>> BEGIN Passage to read
In The Neighborhood of True is a powerful story about solidarity, standing up for what we believe in, and finding ourselves.
After her father’s death, Ruth Robb and her family transplant themselves in the summer of 1958 from New York City to Atlanta—the land of debutantes, sweet tea, and the Ku Klux Klan. In her new hometown, Ruth quickly figures out she can be Jewish or she can be popular, but she can’t be both. Eager to fit in with the blond girls in the “pastel posse,” Ruth decides to hide her religion. Before she knows it, she is falling for the handsome and charming Davis and sipping Cokes with him and his friends at the all-white, all-Christian Club.
Does it matter that Ruth’s mother makes her attend services at the local synagogue every week? Not as long as nobody outside her family knows the truth. At temple Ruth meets Max, who is serious and intense about the fight for social justice, and now she is caught between two worlds, two religions, and two boys. But when a violent hate crime brings the different parts of Ruth’s life into sharp conflict, she will have to choose between all she’s come to love about her new life and standing up for what she believes.
(Disclaimer: I received this book from Netgalley. This has not impacted my review which is unbiased and honest.)
Part of what I enjoyed about In the Neighborhood of True is how relatable Ruth’s character is. Having just moved from New York to the South, Ruth’s life has utterly changed – going from having a father, to living in her grandparent’s guesthouse where she is encouraged to omit her Jewishness. In the Neighborhood of True is a book about the ways Jews who stood in solidarity with black people in the South were also targeted, and looked down upon within society.
But Ruth struggles with figuring out who she is – is she the girl who wants to read the Etiquette manual and omit her Jewish identity or is she the girl who attends the synagogue on Saturdays and speaks her mind? It’s in the comments of people who are both intrigued and curious about her curly hair. And throughout the book, we witness how the women of her family deal with this transition.
It comes as no surprise that Ruth’s character and journey is the focus of the book. It’s about the differences between her mother and Ruth – the places their path diverged. Can Ruth find out who she wants to be without the influences of her grandmother or her own desire to fit in? I could relate to Ruth’s conflicts about erasing parts of her identity. Growing up I had a hard time coming to terms with my adopted part of my identity – not feeling like I fully belonged – and so in order to fit in, I just ignored the parts of myself I coludn’t reconcile.
>> END Passage to read
>> BEGIN Dataset records
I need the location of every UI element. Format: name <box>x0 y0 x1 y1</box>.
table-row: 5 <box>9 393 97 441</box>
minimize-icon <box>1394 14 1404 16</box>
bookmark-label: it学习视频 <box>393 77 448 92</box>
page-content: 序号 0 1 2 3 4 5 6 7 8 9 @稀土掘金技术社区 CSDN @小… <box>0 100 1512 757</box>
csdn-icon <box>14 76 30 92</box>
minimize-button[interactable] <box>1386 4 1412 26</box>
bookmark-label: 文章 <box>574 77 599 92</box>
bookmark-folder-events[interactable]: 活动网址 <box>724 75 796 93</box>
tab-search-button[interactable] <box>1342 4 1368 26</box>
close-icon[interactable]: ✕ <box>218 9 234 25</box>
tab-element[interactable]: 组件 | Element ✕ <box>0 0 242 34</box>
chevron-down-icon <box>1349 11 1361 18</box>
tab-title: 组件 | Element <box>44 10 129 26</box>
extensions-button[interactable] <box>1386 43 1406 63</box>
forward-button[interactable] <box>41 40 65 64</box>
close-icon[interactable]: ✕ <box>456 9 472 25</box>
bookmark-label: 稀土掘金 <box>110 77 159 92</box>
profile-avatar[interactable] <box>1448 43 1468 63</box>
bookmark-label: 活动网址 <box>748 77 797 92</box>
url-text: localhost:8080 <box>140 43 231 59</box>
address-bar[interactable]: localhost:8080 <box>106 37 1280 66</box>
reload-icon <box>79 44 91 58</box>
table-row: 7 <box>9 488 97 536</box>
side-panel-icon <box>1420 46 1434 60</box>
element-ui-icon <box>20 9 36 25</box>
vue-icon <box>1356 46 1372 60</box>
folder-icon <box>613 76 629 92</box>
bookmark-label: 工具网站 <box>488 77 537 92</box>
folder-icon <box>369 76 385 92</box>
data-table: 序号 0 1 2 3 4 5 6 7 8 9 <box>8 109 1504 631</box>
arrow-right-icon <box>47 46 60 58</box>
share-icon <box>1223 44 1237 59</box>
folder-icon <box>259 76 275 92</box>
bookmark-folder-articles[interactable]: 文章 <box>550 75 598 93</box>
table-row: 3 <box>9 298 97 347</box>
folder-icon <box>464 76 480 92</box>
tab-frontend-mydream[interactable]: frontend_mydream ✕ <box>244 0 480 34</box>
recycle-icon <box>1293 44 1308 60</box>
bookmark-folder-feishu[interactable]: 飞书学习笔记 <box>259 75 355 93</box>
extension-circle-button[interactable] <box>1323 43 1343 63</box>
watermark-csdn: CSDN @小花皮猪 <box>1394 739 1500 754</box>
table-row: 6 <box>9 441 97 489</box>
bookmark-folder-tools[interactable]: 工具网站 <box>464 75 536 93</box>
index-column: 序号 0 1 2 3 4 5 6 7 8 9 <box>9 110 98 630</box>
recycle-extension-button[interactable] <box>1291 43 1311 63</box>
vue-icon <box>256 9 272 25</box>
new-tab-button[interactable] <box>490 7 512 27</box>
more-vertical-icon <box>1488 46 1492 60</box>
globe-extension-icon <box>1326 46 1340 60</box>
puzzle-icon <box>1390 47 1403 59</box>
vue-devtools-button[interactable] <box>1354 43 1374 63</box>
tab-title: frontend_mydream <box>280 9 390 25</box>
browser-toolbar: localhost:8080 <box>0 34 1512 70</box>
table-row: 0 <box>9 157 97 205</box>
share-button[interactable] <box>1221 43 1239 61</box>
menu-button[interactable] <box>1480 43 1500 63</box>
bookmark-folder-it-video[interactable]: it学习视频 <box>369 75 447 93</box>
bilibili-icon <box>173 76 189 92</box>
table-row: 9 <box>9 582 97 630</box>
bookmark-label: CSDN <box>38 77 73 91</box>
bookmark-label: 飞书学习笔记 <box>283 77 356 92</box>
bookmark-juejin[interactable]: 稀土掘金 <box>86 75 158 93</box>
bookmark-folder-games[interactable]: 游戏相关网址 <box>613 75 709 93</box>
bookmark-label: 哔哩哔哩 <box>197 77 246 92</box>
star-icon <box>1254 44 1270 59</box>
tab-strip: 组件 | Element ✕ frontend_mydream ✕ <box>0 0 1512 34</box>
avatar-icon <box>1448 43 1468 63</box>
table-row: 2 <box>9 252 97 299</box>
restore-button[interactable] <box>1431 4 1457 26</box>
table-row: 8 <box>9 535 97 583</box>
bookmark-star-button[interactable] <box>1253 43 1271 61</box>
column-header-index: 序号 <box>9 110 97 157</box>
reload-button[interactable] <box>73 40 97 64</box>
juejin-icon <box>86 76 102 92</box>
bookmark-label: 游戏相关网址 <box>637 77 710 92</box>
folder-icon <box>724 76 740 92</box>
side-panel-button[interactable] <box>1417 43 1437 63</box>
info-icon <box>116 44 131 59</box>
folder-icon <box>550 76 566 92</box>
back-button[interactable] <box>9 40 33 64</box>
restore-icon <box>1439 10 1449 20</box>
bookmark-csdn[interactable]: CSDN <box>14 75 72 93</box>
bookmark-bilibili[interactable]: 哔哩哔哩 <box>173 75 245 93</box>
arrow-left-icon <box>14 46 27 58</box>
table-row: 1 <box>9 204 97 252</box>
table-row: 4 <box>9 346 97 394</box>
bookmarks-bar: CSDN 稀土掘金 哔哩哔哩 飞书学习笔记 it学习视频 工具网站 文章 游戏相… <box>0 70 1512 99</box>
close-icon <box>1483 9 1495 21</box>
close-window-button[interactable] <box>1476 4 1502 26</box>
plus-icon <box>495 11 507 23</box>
>> END Dataset records
Problems to work on>
**a)** In the review of In the Neighborhood of True, what year does Ruth's family move from New York City to Atlanta?
**b)** Write the next part of the review of In the Neighborhood of True, picking up after its final sentence.

Expected outputs>
**a)** 1958

**b)**
One of the biggest conflicts that we see unfolding In The Neighborhood of True is how Ruth will react in the wake of a hate crime that happens in her town. It is in this moment that all her feelings of wanting to fit in, of the directions of her heart, and wondering just how loud she will be comes to a head. Will her desire to conform, to be a debutante, erase her sense of what is right?
In The Neigborhood of True is a story of a girl trying to figure out just where the truth lies. Does it matter if you’re in the neighborhood of right? Of the truth? Can you be satisfied if you’re close enough? It’s a quiet story about needing to remember what happened before, of putting your beliefs into action, and of being caught between two versions of ourselves.
About the Author
Susan Kaplan Carlton, a longtime magazine writer, currently teaches writing at Boston University. She lived for a time with her family in Atlanta, where her daughters learned the fine points of etiquette from a little pink book and learned the power of social justice from their synagogue. Carlton’s writing has appeared in Self, Elle, Mademoiselle, Seventeen, Parents, and elsewhere. She is the author of the young adult novels Love & Haight, which was named a Best Book for Young Adults by YALSA and a Best Book by the Children’s Book Committee at Bank Street Books, and Lobsterland.
Prize: Win (1) of (2) copies of IN THE NEIGHBORHOOD OF TRUE by Susan Kaplan Carlton (US Only)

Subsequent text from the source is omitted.